### INSTRUCTIONS FOR THE TASK
Give only the number of lines in the data that include the string "filter".

### THE DATA
====================

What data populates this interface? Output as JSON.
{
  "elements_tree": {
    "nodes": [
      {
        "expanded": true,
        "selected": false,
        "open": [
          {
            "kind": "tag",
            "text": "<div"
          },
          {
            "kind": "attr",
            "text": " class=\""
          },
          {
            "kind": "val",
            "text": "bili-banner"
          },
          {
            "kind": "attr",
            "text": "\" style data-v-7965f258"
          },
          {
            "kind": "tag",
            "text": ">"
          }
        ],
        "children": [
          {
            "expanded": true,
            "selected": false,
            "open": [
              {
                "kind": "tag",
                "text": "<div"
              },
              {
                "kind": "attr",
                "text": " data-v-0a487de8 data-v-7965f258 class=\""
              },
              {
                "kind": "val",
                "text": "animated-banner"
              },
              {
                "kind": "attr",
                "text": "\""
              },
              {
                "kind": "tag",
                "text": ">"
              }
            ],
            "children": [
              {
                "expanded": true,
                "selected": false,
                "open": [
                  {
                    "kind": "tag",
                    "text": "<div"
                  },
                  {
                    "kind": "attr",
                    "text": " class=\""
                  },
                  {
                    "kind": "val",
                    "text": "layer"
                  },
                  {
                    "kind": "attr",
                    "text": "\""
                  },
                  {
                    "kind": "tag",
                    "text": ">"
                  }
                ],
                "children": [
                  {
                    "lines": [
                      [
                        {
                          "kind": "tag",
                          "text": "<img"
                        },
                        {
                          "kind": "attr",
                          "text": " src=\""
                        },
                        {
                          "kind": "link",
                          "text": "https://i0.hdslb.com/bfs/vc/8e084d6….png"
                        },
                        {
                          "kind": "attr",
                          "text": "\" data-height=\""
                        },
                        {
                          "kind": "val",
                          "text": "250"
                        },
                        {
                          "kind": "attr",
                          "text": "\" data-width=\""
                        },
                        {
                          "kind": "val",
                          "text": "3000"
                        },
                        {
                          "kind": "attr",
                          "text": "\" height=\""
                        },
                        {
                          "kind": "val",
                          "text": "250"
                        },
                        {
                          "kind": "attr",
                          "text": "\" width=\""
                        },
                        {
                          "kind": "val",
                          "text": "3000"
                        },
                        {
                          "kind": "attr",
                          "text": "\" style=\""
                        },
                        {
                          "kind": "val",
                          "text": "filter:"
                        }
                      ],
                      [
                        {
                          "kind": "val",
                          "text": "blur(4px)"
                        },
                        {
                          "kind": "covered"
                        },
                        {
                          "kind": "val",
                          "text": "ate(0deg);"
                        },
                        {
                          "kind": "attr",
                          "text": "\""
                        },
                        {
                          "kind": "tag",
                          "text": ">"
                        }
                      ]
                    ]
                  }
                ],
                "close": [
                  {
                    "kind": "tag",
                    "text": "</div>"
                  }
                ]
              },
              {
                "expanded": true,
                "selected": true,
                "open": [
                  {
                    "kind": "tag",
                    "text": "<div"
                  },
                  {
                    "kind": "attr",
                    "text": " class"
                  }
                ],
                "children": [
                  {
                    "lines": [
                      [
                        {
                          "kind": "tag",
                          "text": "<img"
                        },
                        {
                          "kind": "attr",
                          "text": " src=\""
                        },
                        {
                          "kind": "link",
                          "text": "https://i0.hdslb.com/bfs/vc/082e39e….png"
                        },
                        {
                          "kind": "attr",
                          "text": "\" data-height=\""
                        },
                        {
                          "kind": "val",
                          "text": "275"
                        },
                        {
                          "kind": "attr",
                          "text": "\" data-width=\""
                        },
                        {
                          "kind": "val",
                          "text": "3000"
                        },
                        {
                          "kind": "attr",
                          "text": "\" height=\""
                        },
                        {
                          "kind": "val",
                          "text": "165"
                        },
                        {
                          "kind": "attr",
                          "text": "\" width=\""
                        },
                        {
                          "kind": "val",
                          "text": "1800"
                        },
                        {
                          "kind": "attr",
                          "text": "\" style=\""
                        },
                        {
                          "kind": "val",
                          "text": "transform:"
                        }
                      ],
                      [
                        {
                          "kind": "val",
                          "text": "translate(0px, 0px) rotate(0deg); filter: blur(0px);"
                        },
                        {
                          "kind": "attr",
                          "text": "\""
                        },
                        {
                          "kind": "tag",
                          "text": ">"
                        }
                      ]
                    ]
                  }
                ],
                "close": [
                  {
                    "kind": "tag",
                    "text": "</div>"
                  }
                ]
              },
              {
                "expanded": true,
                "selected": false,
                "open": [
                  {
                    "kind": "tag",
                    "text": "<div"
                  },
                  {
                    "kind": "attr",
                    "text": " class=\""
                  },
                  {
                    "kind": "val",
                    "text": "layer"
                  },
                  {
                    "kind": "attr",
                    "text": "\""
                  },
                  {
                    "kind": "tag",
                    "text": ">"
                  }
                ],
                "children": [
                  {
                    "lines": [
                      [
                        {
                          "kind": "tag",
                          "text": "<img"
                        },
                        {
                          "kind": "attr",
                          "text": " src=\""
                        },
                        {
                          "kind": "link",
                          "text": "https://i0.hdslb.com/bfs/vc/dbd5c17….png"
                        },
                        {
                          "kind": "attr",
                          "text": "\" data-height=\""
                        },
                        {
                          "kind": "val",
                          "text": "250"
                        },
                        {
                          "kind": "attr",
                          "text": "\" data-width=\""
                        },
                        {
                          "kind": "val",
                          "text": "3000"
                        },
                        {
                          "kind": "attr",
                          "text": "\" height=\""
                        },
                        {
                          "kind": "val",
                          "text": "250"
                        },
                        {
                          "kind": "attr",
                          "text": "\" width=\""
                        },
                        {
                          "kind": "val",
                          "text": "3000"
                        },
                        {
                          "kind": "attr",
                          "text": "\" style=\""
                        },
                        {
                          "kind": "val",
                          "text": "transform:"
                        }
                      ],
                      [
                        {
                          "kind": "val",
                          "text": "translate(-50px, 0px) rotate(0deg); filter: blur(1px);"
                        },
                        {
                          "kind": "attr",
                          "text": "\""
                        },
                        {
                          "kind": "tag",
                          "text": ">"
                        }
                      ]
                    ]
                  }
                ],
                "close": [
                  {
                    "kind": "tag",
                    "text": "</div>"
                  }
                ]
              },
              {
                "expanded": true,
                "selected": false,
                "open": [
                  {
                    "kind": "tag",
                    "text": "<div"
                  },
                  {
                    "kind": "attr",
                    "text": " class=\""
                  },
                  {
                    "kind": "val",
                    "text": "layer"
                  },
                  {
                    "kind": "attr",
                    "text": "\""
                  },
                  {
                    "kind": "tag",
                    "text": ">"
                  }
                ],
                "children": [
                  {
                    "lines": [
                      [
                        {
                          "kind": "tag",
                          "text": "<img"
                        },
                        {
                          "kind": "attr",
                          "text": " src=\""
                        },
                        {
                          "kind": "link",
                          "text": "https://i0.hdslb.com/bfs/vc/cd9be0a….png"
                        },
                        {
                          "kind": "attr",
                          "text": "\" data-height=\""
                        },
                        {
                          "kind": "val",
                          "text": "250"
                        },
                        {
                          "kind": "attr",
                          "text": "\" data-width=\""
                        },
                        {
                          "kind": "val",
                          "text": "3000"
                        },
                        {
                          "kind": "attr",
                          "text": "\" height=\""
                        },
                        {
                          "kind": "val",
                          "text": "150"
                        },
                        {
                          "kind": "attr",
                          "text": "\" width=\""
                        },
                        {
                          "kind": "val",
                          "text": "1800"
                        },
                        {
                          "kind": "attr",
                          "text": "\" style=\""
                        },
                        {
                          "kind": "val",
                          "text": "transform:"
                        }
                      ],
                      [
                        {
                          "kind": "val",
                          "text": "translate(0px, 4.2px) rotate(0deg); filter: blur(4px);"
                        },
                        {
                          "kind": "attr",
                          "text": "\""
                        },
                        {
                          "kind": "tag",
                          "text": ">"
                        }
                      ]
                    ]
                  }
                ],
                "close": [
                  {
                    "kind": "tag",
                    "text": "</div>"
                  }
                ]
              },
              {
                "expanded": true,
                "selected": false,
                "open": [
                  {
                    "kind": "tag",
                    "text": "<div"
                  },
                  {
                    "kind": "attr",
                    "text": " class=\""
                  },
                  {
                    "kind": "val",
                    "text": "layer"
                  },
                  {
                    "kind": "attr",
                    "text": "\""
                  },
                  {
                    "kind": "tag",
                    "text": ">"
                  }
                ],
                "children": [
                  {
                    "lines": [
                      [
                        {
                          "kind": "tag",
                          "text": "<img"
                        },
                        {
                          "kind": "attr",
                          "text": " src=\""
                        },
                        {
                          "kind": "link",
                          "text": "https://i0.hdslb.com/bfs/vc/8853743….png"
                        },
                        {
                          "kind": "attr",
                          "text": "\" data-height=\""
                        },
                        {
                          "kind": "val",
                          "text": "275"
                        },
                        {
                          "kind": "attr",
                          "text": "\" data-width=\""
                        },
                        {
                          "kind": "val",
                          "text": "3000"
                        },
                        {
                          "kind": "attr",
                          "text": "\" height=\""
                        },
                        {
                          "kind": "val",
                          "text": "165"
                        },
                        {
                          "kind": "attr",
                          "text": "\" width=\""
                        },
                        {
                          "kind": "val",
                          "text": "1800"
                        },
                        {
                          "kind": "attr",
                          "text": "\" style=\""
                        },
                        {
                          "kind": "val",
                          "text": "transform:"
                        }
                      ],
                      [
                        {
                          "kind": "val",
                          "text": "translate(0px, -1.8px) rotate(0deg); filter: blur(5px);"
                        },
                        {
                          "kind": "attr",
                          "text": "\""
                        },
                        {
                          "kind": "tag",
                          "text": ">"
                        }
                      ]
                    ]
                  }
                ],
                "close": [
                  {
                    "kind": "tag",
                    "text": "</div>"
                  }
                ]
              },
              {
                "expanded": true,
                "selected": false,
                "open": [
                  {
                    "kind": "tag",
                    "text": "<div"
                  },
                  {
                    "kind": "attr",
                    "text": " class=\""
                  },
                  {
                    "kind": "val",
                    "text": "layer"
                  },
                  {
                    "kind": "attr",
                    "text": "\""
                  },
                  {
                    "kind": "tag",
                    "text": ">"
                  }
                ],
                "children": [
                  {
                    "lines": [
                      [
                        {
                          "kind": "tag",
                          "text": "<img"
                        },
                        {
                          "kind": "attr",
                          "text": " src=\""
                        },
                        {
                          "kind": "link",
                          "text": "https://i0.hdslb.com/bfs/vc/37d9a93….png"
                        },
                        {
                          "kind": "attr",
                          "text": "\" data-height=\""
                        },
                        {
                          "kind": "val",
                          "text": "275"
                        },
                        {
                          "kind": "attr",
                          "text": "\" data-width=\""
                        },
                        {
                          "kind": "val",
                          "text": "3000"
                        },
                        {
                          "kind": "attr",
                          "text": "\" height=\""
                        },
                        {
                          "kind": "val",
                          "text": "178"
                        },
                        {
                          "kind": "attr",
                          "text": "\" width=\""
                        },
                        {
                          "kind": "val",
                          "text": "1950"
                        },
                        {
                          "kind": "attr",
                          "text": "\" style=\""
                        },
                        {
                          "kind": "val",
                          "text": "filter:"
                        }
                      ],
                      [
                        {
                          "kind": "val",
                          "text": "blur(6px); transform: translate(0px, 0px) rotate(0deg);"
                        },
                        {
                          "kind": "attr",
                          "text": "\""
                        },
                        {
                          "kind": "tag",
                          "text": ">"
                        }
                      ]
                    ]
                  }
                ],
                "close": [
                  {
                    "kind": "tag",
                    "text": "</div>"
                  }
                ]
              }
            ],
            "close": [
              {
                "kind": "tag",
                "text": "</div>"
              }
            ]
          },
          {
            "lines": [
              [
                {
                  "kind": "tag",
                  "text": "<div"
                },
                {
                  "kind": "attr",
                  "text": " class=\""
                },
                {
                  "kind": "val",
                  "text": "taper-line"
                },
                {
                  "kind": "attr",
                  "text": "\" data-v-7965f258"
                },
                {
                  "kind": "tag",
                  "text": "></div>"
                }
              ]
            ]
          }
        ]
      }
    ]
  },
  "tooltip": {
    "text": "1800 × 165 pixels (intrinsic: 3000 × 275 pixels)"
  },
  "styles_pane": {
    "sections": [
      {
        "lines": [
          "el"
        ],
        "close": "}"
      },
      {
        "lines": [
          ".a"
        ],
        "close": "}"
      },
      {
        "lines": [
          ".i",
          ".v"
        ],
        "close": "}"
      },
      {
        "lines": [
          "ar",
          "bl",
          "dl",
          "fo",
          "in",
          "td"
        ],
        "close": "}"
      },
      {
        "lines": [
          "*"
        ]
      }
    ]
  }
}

====================

### TASK RESPONSE
6